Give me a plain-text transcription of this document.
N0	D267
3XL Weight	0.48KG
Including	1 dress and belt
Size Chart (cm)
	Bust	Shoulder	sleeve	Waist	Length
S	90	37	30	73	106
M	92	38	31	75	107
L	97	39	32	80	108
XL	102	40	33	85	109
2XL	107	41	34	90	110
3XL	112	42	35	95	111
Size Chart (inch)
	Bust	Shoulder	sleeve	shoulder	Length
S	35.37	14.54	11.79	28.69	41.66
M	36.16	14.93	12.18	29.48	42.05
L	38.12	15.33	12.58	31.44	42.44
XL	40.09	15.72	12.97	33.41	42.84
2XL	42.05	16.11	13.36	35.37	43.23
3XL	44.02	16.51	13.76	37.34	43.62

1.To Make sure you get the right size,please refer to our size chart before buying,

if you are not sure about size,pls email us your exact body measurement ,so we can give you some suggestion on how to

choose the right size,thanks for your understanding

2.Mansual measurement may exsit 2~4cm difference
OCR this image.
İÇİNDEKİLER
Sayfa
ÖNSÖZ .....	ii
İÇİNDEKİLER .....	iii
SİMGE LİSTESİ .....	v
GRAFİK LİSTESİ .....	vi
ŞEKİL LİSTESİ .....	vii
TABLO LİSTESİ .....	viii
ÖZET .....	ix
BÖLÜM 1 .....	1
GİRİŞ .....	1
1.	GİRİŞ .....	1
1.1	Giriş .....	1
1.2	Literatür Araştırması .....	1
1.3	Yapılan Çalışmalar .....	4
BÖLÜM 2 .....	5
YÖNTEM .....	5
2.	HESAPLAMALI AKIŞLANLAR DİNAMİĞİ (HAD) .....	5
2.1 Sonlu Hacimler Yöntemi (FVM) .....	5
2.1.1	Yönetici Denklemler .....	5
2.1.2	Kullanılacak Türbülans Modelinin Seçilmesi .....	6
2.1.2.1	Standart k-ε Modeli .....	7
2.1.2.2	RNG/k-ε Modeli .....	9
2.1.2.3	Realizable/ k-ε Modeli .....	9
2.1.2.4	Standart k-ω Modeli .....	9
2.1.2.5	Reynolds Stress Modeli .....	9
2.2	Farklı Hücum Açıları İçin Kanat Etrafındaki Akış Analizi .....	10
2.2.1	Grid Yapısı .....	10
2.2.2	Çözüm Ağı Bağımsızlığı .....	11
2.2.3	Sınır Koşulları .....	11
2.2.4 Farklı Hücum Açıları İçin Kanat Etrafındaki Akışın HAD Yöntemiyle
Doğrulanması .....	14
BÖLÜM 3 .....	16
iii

============================================================

Everything from the line that contains "OCR this image." through the end of the records must be duplicated exactly, and nothing outside that range.

OCR this image.
İÇİNDEKİLER
Sayfa
ÖNSÖZ .....	ii
İÇİNDEKİLER .....	iii
SİMGE LİSTESİ .....	v
GRAFİK LİSTESİ .....	vi
ŞEKİL LİSTESİ .....	vii
TABLO LİSTESİ .....	viii
ÖZET .....	ix
BÖLÜM 1 .....	1
GİRİŞ .....	1
1.	GİRİŞ .....	1
1.1	Giriş .....	1
1.2	Literatür Araştırması .....	1
1.3	Yapılan Çalışmalar .....	4
BÖLÜM 2 .....	5
YÖNTEM .....	5
2.	HESAPLAMALI AKIŞLANLAR DİNAMİĞİ (HAD) .....	5
2.1 Sonlu Hacimler Yöntemi (FVM) .....	5
2.1.1	Yönetici Denklemler .....	5
2.1.2	Kullanılacak Türbülans Modelinin Seçilmesi .....	6
2.1.2.1	Standart k-ε Modeli .....	7
2.1.2.2	RNG/k-ε Modeli .....	9
2.1.2.3	Realizable/ k-ε Modeli .....	9
2.1.2.4	Standart k-ω Modeli .....	9
2.1.2.5	Reynolds Stress Modeli .....	9
2.2	Farklı Hücum Açıları İçin Kanat Etrafındaki Akış Analizi .....	10
2.2.1	Grid Yapısı .....	10
2.2.2	Çözüm Ağı Bağımsızlığı .....	11
2.2.3	Sınır Koşulları .....	11
2.2.4 Farklı Hücum Açıları İçin Kanat Etrafındaki Akışın HAD Yöntemiyle
Doğrulanması .....	14
BÖLÜM 3 .....	16
iii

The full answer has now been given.